[Start SUPPLIED DATA]

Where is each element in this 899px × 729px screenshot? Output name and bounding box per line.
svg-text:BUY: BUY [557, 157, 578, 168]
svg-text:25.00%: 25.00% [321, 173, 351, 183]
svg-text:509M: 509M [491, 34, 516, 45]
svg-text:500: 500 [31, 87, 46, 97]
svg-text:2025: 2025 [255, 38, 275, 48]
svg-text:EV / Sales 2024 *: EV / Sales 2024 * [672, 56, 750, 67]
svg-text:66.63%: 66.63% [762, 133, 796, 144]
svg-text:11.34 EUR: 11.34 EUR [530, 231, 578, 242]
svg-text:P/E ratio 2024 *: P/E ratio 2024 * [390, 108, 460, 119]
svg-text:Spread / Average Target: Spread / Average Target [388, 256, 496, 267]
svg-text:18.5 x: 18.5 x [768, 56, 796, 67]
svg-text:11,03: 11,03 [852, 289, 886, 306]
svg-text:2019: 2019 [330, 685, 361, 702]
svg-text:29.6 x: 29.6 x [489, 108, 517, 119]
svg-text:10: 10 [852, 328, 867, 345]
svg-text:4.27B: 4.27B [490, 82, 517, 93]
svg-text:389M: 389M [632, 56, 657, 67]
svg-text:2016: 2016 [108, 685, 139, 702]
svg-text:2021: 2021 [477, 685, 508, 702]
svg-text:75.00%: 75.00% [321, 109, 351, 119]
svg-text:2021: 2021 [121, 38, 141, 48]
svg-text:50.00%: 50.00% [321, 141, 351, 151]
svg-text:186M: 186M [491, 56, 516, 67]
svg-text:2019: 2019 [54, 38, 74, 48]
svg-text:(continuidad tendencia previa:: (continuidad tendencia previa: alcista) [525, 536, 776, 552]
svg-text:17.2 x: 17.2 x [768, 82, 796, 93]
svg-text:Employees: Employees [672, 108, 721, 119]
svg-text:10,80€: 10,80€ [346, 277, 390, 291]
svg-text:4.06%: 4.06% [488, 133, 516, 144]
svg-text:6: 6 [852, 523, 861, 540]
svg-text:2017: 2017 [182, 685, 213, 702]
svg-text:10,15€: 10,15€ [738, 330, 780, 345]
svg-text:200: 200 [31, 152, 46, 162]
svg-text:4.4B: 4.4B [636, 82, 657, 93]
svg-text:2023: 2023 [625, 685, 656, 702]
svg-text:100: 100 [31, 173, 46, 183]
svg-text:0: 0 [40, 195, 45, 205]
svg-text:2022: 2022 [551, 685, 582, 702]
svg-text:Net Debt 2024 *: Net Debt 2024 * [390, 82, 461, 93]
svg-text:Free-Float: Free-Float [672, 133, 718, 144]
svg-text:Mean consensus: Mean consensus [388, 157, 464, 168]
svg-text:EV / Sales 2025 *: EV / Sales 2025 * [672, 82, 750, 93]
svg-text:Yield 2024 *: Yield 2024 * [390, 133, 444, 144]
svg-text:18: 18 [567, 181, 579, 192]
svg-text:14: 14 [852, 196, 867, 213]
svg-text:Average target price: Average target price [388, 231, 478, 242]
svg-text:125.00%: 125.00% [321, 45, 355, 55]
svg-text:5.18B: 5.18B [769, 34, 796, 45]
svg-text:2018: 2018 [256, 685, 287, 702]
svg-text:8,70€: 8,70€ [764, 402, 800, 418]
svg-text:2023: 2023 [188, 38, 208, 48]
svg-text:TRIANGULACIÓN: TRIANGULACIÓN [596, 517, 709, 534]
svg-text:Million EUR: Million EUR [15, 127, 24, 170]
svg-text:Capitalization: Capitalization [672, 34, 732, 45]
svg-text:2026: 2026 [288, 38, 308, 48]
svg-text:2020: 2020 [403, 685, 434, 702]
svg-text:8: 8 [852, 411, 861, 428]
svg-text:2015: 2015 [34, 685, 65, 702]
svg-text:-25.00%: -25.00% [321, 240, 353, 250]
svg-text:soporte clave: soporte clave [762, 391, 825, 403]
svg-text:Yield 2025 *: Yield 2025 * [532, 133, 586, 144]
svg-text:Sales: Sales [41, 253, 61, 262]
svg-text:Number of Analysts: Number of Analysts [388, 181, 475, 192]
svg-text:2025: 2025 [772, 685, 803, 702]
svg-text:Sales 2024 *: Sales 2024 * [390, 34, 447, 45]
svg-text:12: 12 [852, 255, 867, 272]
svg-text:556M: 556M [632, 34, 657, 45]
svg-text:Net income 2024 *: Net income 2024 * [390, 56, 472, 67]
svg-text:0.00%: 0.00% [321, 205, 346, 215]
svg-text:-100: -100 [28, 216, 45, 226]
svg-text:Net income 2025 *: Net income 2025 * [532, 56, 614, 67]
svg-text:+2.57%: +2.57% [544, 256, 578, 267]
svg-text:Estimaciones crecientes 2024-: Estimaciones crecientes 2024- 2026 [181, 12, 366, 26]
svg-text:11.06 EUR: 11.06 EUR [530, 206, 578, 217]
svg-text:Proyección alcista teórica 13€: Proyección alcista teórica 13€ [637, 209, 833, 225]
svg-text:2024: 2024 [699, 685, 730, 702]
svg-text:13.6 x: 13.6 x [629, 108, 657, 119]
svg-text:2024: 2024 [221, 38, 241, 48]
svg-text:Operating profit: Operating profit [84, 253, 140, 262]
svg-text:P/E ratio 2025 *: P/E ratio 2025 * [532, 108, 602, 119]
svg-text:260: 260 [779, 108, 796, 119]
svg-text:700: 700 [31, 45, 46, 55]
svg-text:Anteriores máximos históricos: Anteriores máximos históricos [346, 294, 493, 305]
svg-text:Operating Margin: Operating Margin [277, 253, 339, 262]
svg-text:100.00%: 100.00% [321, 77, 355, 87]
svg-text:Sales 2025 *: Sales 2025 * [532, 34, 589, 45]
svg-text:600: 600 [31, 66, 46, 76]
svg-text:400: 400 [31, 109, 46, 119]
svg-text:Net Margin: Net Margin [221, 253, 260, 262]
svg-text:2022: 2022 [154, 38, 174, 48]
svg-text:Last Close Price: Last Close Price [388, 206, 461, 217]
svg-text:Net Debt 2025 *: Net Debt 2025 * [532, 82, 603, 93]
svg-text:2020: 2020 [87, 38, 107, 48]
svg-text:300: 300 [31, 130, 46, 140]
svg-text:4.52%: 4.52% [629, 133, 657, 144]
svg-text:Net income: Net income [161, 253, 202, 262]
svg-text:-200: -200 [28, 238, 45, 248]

[End SUPPLIED DATA]

(REQUIRED WORK):
Can you reproduce every record above line for line, without changing a single character?

(COMPLETE ANSWER):
Where is each element in this 899px × 729px screenshot? Output name and bounding box per line.
svg-text:BUY: BUY [557, 157, 578, 168]
svg-text:25.00%: 25.00% [321, 173, 351, 183]
svg-text:509M: 509M [491, 34, 516, 45]
svg-text:500: 500 [31, 87, 46, 97]
svg-text:2025: 2025 [255, 38, 275, 48]
svg-text:EV / Sales 2024 *: EV / Sales 2024 * [672, 56, 750, 67]
svg-text:66.63%: 66.63% [762, 133, 796, 144]
svg-text:11.34 EUR: 11.34 EUR [530, 231, 578, 242]
svg-text:P/E ratio 2024 *: P/E ratio 2024 * [390, 108, 460, 119]
svg-text:Spread / Average Target: Spread / Average Target [388, 256, 496, 267]
svg-text:18.5 x: 18.5 x [768, 56, 796, 67]
svg-text:11,03: 11,03 [852, 289, 886, 306]
svg-text:2019: 2019 [330, 685, 361, 702]
svg-text:29.6 x: 29.6 x [489, 108, 517, 119]
svg-text:10: 10 [852, 328, 867, 345]
svg-text:4.27B: 4.27B [490, 82, 517, 93]
svg-text:389M: 389M [632, 56, 657, 67]
svg-text:2016: 2016 [108, 685, 139, 702]
svg-text:2021: 2021 [477, 685, 508, 702]
svg-text:75.00%: 75.00% [321, 109, 351, 119]
svg-text:2021: 2021 [121, 38, 141, 48]
svg-text:50.00%: 50.00% [321, 141, 351, 151]
svg-text:186M: 186M [491, 56, 516, 67]
svg-text:2019: 2019 [54, 38, 74, 48]
svg-text:(continuidad tendencia previa:: (continuidad tendencia previa: alcista) [525, 536, 776, 552]
svg-text:17.2 x: 17.2 x [768, 82, 796, 93]
svg-text:Employees: Employees [672, 108, 721, 119]
svg-text:10,80€: 10,80€ [346, 277, 390, 291]
svg-text:4.06%: 4.06% [488, 133, 516, 144]
svg-text:6: 6 [852, 523, 861, 540]
svg-text:2017: 2017 [182, 685, 213, 702]
svg-text:10,15€: 10,15€ [738, 330, 780, 345]
svg-text:200: 200 [31, 152, 46, 162]
svg-text:4.4B: 4.4B [636, 82, 657, 93]
svg-text:2023: 2023 [625, 685, 656, 702]
svg-text:100: 100 [31, 173, 46, 183]
svg-text:0: 0 [40, 195, 45, 205]
svg-text:2022: 2022 [551, 685, 582, 702]
svg-text:Net Debt 2024 *: Net Debt 2024 * [390, 82, 461, 93]
svg-text:Free-Float: Free-Float [672, 133, 718, 144]
svg-text:Mean consensus: Mean consensus [388, 157, 464, 168]
svg-text:EV / Sales 2025 *: EV / Sales 2025 * [672, 82, 750, 93]
svg-text:Yield 2024 *: Yield 2024 * [390, 133, 444, 144]
svg-text:18: 18 [567, 181, 579, 192]
svg-text:14: 14 [852, 196, 867, 213]
svg-text:Average target price: Average target price [388, 231, 478, 242]
svg-text:125.00%: 125.00% [321, 45, 355, 55]
svg-text:5.18B: 5.18B [769, 34, 796, 45]
svg-text:2018: 2018 [256, 685, 287, 702]
svg-text:8,70€: 8,70€ [764, 402, 800, 418]
svg-text:2023: 2023 [188, 38, 208, 48]
svg-text:TRIANGULACIÓN: TRIANGULACIÓN [596, 517, 709, 534]
svg-text:Million EUR: Million EUR [15, 127, 24, 170]
svg-text:Capitalization: Capitalization [672, 34, 732, 45]
svg-text:2026: 2026 [288, 38, 308, 48]
svg-text:2020: 2020 [403, 685, 434, 702]
svg-text:8: 8 [852, 411, 861, 428]
svg-text:2015: 2015 [34, 685, 65, 702]
svg-text:-25.00%: -25.00% [321, 240, 353, 250]
svg-text:soporte clave: soporte clave [762, 391, 825, 403]
svg-text:Yield 2025 *: Yield 2025 * [532, 133, 586, 144]
svg-text:Sales: Sales [41, 253, 61, 262]
svg-text:Number of Analysts: Number of Analysts [388, 181, 475, 192]
svg-text:2025: 2025 [772, 685, 803, 702]
svg-text:Sales 2024 *: Sales 2024 * [390, 34, 447, 45]
svg-text:12: 12 [852, 255, 867, 272]
svg-text:556M: 556M [632, 34, 657, 45]
svg-text:Net income 2024 *: Net income 2024 * [390, 56, 472, 67]
svg-text:0.00%: 0.00% [321, 205, 346, 215]
svg-text:-100: -100 [28, 216, 45, 226]
svg-text:Net income 2025 *: Net income 2025 * [532, 56, 614, 67]
svg-text:+2.57%: +2.57% [544, 256, 578, 267]
svg-text:Estimaciones crecientes 2024-: Estimaciones crecientes 2024- 2026 [181, 12, 366, 26]
svg-text:11.06 EUR: 11.06 EUR [530, 206, 578, 217]
svg-text:Proyección alcista teórica 13€: Proyección alcista teórica 13€ [637, 209, 833, 225]
svg-text:2024: 2024 [699, 685, 730, 702]
svg-text:13.6 x: 13.6 x [629, 108, 657, 119]
svg-text:2024: 2024 [221, 38, 241, 48]
svg-text:Operating profit: Operating profit [84, 253, 140, 262]
svg-text:P/E ratio 2025 *: P/E ratio 2025 * [532, 108, 602, 119]
svg-text:260: 260 [779, 108, 796, 119]
svg-text:700: 700 [31, 45, 46, 55]
svg-text:Anteriores máximos históricos: Anteriores máximos históricos [346, 294, 493, 305]
svg-text:Operating Margin: Operating Margin [277, 253, 339, 262]
svg-text:100.00%: 100.00% [321, 77, 355, 87]
svg-text:Sales 2025 *: Sales 2025 * [532, 34, 589, 45]
svg-text:600: 600 [31, 66, 46, 76]
svg-text:400: 400 [31, 109, 46, 119]
svg-text:Net Margin: Net Margin [221, 253, 260, 262]
svg-text:2022: 2022 [154, 38, 174, 48]
svg-text:Last Close Price: Last Close Price [388, 206, 461, 217]
svg-text:Net Debt 2025 *: Net Debt 2025 * [532, 82, 603, 93]
svg-text:2020: 2020 [87, 38, 107, 48]
svg-text:300: 300 [31, 130, 46, 140]
svg-text:4.52%: 4.52% [629, 133, 657, 144]
svg-text:Net income: Net income [161, 253, 202, 262]
svg-text:-200: -200 [28, 238, 45, 248]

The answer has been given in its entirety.